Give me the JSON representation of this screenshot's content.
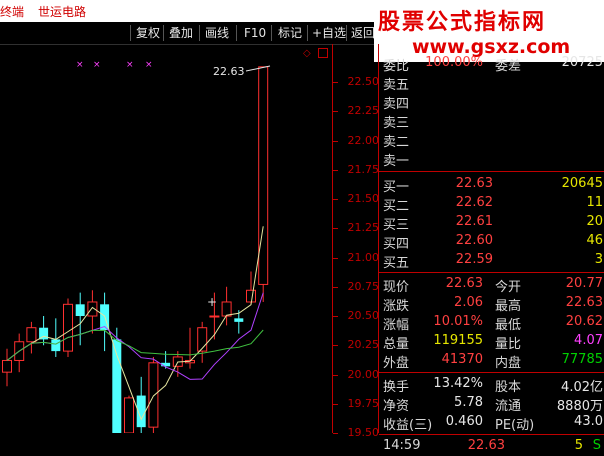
{
  "titlebar": {
    "app_title": "终端",
    "stock_name": "世运电路"
  },
  "toolbar": {
    "buttons": [
      "复权",
      "叠加",
      "画线",
      "F10",
      "标记",
      "+自选",
      "返回"
    ]
  },
  "watermark": {
    "line1": "股票公式指标网",
    "line2": "www.gsxz.com"
  },
  "chart": {
    "max_label": "22.63",
    "y_ticks": [
      "22.50",
      "22.25",
      "22.00",
      "21.75",
      "21.50",
      "21.25",
      "21.00",
      "20.75",
      "20.50",
      "20.25",
      "20.00",
      "19.75",
      "19.50"
    ],
    "ylim": [
      19.5,
      22.62
    ],
    "candles": [
      {
        "o": 20.02,
        "h": 20.22,
        "l": 19.9,
        "c": 20.12
      },
      {
        "o": 20.12,
        "h": 20.35,
        "l": 20.02,
        "c": 20.28
      },
      {
        "o": 20.28,
        "h": 20.45,
        "l": 20.18,
        "c": 20.4
      },
      {
        "o": 20.4,
        "h": 20.5,
        "l": 20.25,
        "c": 20.3
      },
      {
        "o": 20.3,
        "h": 20.48,
        "l": 20.15,
        "c": 20.2
      },
      {
        "o": 20.2,
        "h": 20.65,
        "l": 20.15,
        "c": 20.6
      },
      {
        "o": 20.6,
        "h": 20.7,
        "l": 20.25,
        "c": 20.5
      },
      {
        "o": 20.5,
        "h": 20.72,
        "l": 20.35,
        "c": 20.62
      },
      {
        "o": 20.6,
        "h": 20.7,
        "l": 20.2,
        "c": 20.38
      },
      {
        "o": 20.3,
        "h": 20.4,
        "l": 19.5,
        "c": 19.5
      },
      {
        "o": 19.5,
        "h": 19.82,
        "l": 19.5,
        "c": 19.8
      },
      {
        "o": 19.82,
        "h": 19.98,
        "l": 19.5,
        "c": 19.55
      },
      {
        "o": 19.55,
        "h": 20.15,
        "l": 19.5,
        "c": 20.1
      },
      {
        "o": 20.1,
        "h": 20.2,
        "l": 20.05,
        "c": 20.07
      },
      {
        "o": 20.07,
        "h": 20.2,
        "l": 19.98,
        "c": 20.15
      },
      {
        "o": 20.1,
        "h": 20.4,
        "l": 20.05,
        "c": 20.12
      },
      {
        "o": 20.2,
        "h": 20.45,
        "l": 20.1,
        "c": 20.4
      },
      {
        "o": 20.5,
        "h": 20.7,
        "l": 20.3,
        "c": 20.5
      },
      {
        "o": 20.5,
        "h": 20.75,
        "l": 20.42,
        "c": 20.62
      },
      {
        "o": 20.48,
        "h": 20.55,
        "l": 20.35,
        "c": 20.45
      },
      {
        "o": 20.62,
        "h": 20.88,
        "l": 20.6,
        "c": 20.72
      },
      {
        "o": 20.77,
        "h": 22.63,
        "l": 20.62,
        "c": 22.63
      }
    ]
  },
  "panel": {
    "top_row": {
      "label": "委比",
      "value": "100.00%",
      "label2": "委差",
      "value2": "20725"
    },
    "sell": [
      {
        "label": "卖五",
        "price": "",
        "vol": ""
      },
      {
        "label": "卖四",
        "price": "",
        "vol": ""
      },
      {
        "label": "卖三",
        "price": "",
        "vol": ""
      },
      {
        "label": "卖二",
        "price": "",
        "vol": ""
      },
      {
        "label": "卖一",
        "price": "",
        "vol": ""
      }
    ],
    "buy": [
      {
        "label": "买一",
        "price": "22.63",
        "vol": "20645"
      },
      {
        "label": "买二",
        "price": "22.62",
        "vol": "11"
      },
      {
        "label": "买三",
        "price": "22.61",
        "vol": "20"
      },
      {
        "label": "买四",
        "price": "22.60",
        "vol": "46"
      },
      {
        "label": "买五",
        "price": "22.59",
        "vol": "3"
      }
    ],
    "stats": [
      {
        "l": "现价",
        "v": "22.63",
        "l2": "今开",
        "v2": "20.77"
      },
      {
        "l": "涨跌",
        "v": "2.06",
        "l2": "最高",
        "v2": "22.63"
      },
      {
        "l": "涨幅",
        "v": "10.01%",
        "l2": "最低",
        "v2": "20.62"
      },
      {
        "l": "总量",
        "v": "119155",
        "l2": "量比",
        "v2": "4.07"
      },
      {
        "l": "外盘",
        "v": "41370",
        "l2": "内盘",
        "v2": "77785"
      }
    ],
    "fund": [
      {
        "l": "换手",
        "v": "13.42%",
        "l2": "股本",
        "v2": "4.02亿"
      },
      {
        "l": "净资",
        "v": "5.78",
        "l2": "流通",
        "v2": "8880万"
      },
      {
        "l": "收益(三)",
        "v": "0.460",
        "l2": "PE(动)",
        "v2": "43.0"
      }
    ],
    "tick": {
      "time": "14:59",
      "price": "22.63",
      "vol": "5",
      "dir": "S"
    }
  },
  "colors": {
    "up": "#ff3030",
    "down": "#50ffff",
    "axis": "#c00000",
    "ma5": "#e6e6a0",
    "ma10": "#b040ff",
    "ma20": "#40c040"
  }
}
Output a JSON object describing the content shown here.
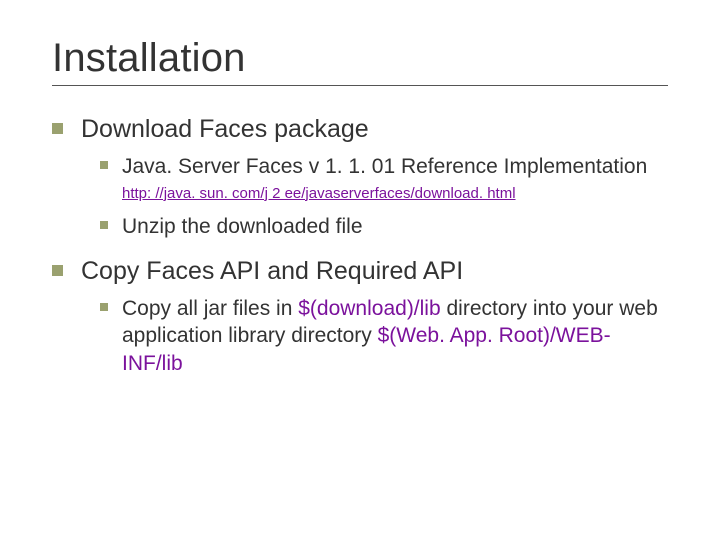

·····

• GIVEN TASK: Transcribe the material exactly, keeping every word and none of the pictures.

• ANSWER TO THE TASK:
Give me the JSON representation of this screenshot's content.
{
  "titlebar": {
    "app_title": "终端",
    "stock_name": "世运电路"
  },
  "toolbar": {
    "buttons": [
      "复权",
      "叠加",
      "画线",
      "F10",
      "标记",
      "+自选",
      "返回"
    ]
  },
  "watermark": {
    "line1": "股票公式指标网",
    "line2": "www.gsxz.com"
  },
  "chart": {
    "max_label": "22.63",
    "y_ticks": [
      "22.50",
      "22.25",
      "22.00",
      "21.75",
      "21.50",
      "21.25",
      "21.00",
      "20.75",
      "20.50",
      "20.25",
      "20.00",
      "19.75",
      "19.50"
    ],
    "ylim": [
      19.5,
      22.62
    ],
    "candles": [
      {
        "o": 20.02,
        "h": 20.22,
        "l": 19.9,
        "c": 20.12
      },
      {
        "o": 20.12,
        "h": 20.35,
        "l": 20.02,
        "c": 20.28
      },
      {
        "o": 20.28,
        "h": 20.45,
        "l": 20.18,
        "c": 20.4
      },
      {
        "o": 20.4,
        "h": 20.5,
        "l": 20.25,
        "c": 20.3
      },
      {
        "o": 20.3,
        "h": 20.48,
        "l": 20.15,
        "c": 20.2
      },
      {
        "o": 20.2,
        "h": 20.65,
        "l": 20.15,
        "c": 20.6
      },
      {
        "o": 20.6,
        "h": 20.7,
        "l": 20.25,
        "c": 20.5
      },
      {
        "o": 20.5,
        "h": 20.72,
        "l": 20.35,
        "c": 20.62
      },
      {
        "o": 20.6,
        "h": 20.7,
        "l": 20.2,
        "c": 20.38
      },
      {
        "o": 20.3,
        "h": 20.4,
        "l": 19.5,
        "c": 19.5
      },
      {
        "o": 19.5,
        "h": 19.82,
        "l": 19.5,
        "c": 19.8
      },
      {
        "o": 19.82,
        "h": 19.98,
        "l": 19.5,
        "c": 19.55
      },
      {
        "o": 19.55,
        "h": 20.15,
        "l": 19.5,
        "c": 20.1
      },
      {
        "o": 20.1,
        "h": 20.2,
        "l": 20.05,
        "c": 20.07
      },
      {
        "o": 20.07,
        "h": 20.2,
        "l": 19.98,
        "c": 20.15
      },
      {
        "o": 20.1,
        "h": 20.4,
        "l": 20.05,
        "c": 20.12
      },
      {
        "o": 20.2,
        "h": 20.45,
        "l": 20.1,
        "c": 20.4
      },
      {
        "o": 20.5,
        "h": 20.7,
        "l": 20.3,
        "c": 20.5
      },
      {
        "o": 20.5,
        "h": 20.75,
        "l": 20.42,
        "c": 20.62
      },
      {
        "o": 20.48,
        "h": 20.55,
        "l": 20.35,
        "c": 20.45
      },
      {
        "o": 20.62,
        "h": 20.88,
        "l": 20.6,
        "c": 20.72
      },
      {
        "o": 20.77,
        "h": 22.63,
        "l": 20.62,
        "c": 22.63
      }
    ]
  },
  "panel": {
    "top_row": {
      "label": "委比",
      "value": "100.00%",
      "label2": "委差",
      "value2": "20725"
    },
    "sell": [
      {
        "label": "卖五",
        "price": "",
        "vol": ""
      },
      {
        "label": "卖四",
        "price": "",
        "vol": ""
      },
      {
        "label": "卖三",
        "price": "",
        "vol": ""
      },
      {
        "label": "卖二",
        "price": "",
        "vol": ""
      },
      {
        "label": "卖一",
        "price": "",
        "vol": ""
      }
    ],
    "buy": [
      {
        "label": "买一",
        "price": "22.63",
        "vol": "20645"
      },
      {
        "label": "买二",
        "price": "22.62",
        "vol": "11"
      },
      {
        "label": "买三",
        "price": "22.61",
        "vol": "20"
      },
      {
        "label": "买四",
        "price": "22.60",
        "vol": "46"
      },
      {
        "label": "买五",
        "price": "22.59",
        "vol": "3"
      }
    ],
    "stats": [
      {
        "l": "现价",
        "v": "22.63",
        "l2": "今开",
        "v2": "20.77"
      },
      {
        "l": "涨跌",
        "v": "2.06",
        "l2": "最高",
        "v2": "22.63"
      },
      {
        "l": "涨幅",
        "v": "10.01%",
        "l2": "最低",
        "v2": "20.62"
      },
      {
        "l": "总量",
        "v": "119155",
        "l2": "量比",
        "v2": "4.07"
      },
      {
        "l": "外盘",
        "v": "41370",
        "l2": "内盘",
        "v2": "77785"
      }
    ],
    "fund": [
      {
        "l": "换手",
        "v": "13.42%",
        "l2": "股本",
        "v2": "4.02亿"
      },
      {
        "l": "净资",
        "v": "5.78",
        "l2": "流通",
        "v2": "8880万"
      },
      {
        "l": "收益(三)",
        "v": "0.460",
        "l2": "PE(动)",
        "v2": "43.0"
      }
    ],
    "tick": {
      "time": "14:59",
      "price": "22.63",
      "vol": "5",
      "dir": "S"
    }
  },
  "colors": {
    "up": "#ff3030",
    "down": "#50ffff",
    "axis": "#c00000",
    "ma5": "#e6e6a0",
    "ma10": "#b040ff",
    "ma20": "#40c040"
  }
}
Output a JSON object describing the content shown here.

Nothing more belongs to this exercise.